**Supplied entries:**
--- Start ---

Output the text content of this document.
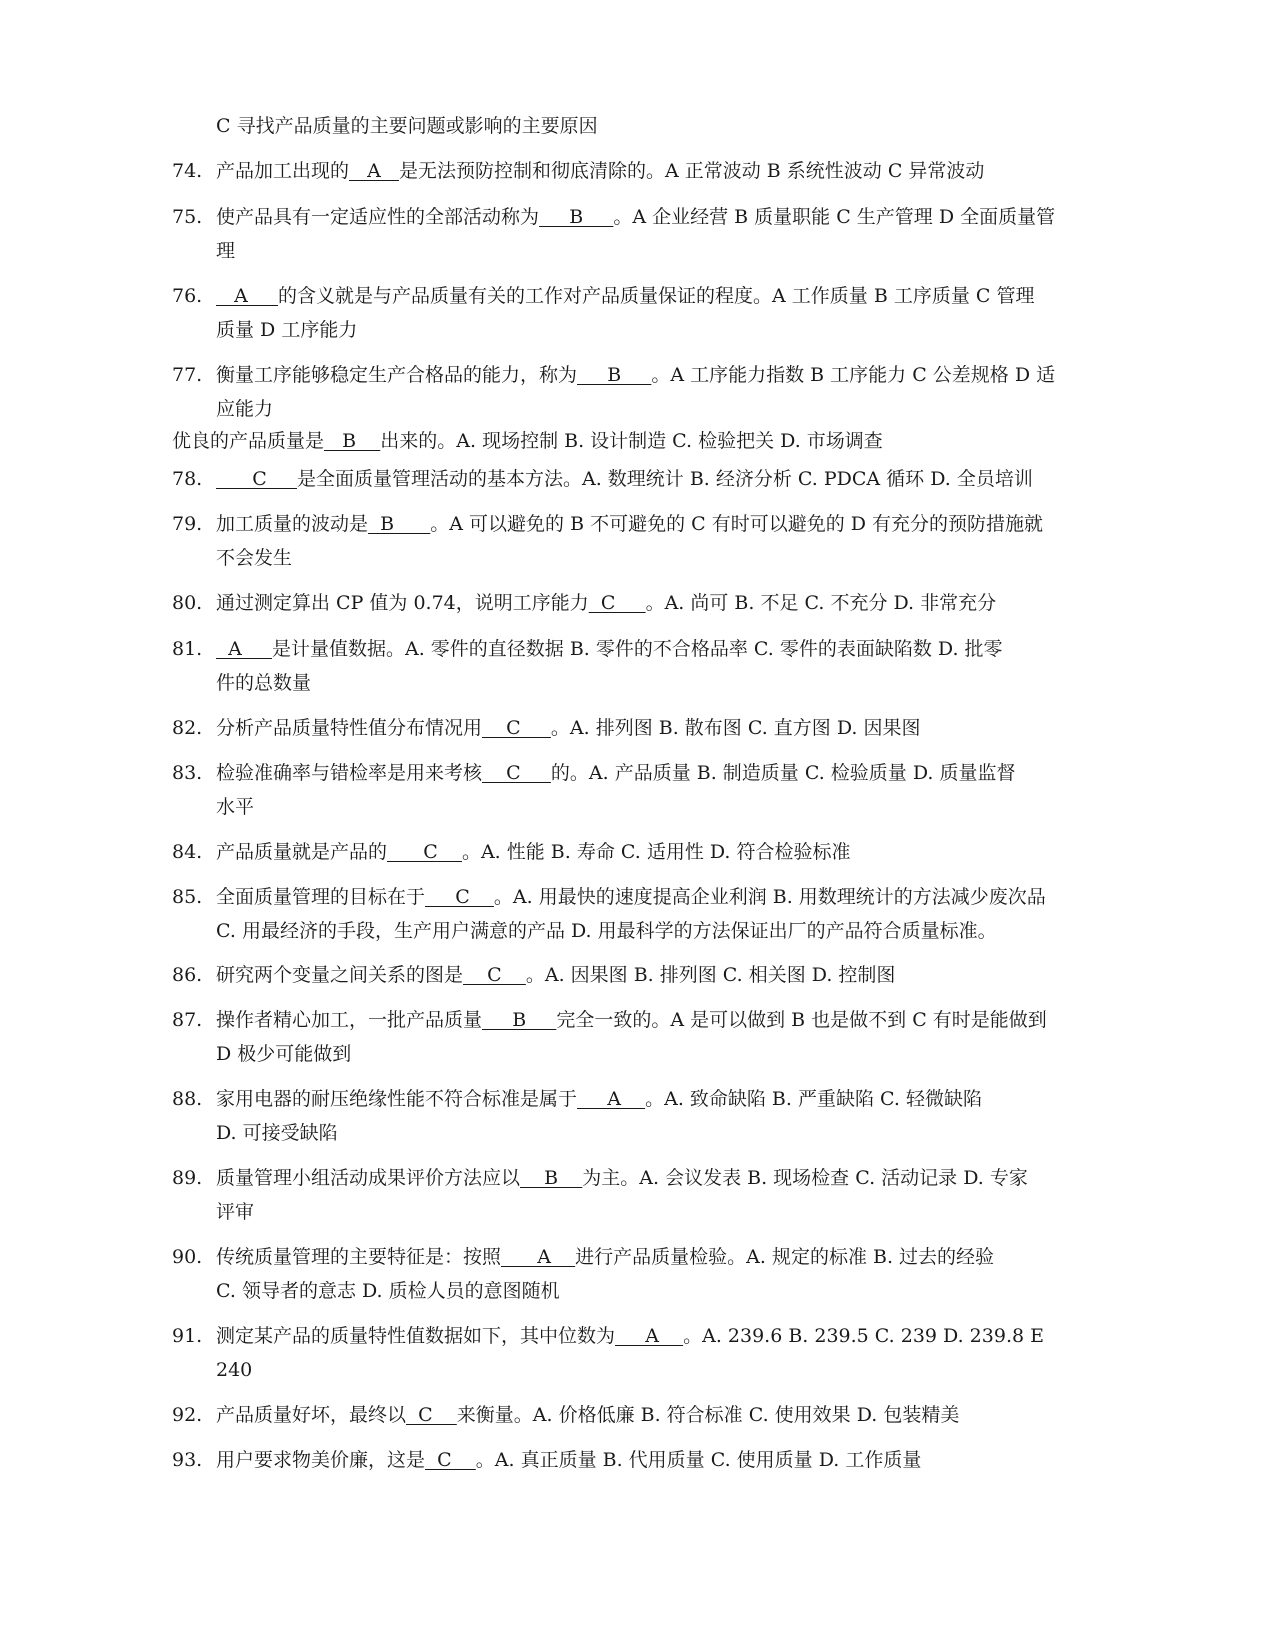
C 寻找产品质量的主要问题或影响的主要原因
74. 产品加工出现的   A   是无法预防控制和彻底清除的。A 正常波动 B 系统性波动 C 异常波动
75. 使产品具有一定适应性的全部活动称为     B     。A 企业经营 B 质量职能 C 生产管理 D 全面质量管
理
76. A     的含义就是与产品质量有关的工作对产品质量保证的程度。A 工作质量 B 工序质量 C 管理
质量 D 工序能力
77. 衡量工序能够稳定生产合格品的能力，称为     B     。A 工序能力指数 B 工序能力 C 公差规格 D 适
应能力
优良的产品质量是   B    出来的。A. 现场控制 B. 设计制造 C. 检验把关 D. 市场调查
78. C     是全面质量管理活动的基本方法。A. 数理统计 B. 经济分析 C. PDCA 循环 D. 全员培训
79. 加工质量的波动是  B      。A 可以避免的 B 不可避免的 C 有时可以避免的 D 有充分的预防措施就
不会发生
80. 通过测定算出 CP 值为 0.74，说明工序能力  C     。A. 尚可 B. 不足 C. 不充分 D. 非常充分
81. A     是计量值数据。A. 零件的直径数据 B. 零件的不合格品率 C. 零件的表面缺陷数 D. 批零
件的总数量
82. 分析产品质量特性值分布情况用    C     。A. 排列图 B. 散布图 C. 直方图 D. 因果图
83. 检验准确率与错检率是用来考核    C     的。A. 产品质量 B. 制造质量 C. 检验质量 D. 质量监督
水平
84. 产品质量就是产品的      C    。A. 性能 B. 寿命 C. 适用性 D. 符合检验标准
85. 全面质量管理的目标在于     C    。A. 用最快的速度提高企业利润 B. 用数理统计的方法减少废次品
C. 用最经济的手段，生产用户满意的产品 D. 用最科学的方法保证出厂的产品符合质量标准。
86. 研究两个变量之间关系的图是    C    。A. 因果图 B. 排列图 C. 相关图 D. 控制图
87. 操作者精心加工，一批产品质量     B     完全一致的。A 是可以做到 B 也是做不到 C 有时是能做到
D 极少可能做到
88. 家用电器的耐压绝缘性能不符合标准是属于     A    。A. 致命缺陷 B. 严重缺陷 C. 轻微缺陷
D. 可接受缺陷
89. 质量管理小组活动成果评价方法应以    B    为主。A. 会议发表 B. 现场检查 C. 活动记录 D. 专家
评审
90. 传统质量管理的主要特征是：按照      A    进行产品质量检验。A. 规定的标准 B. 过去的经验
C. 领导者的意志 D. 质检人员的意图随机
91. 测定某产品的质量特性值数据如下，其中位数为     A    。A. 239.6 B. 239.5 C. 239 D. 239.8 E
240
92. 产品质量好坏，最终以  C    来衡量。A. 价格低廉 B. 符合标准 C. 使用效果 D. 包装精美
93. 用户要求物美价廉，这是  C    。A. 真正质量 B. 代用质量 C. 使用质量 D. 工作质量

--- End ---

**Written problem:** Check every line of the entries above for the word "工作质量" and report how many lines contain it, giving the number only.

**Reply to the task:** 2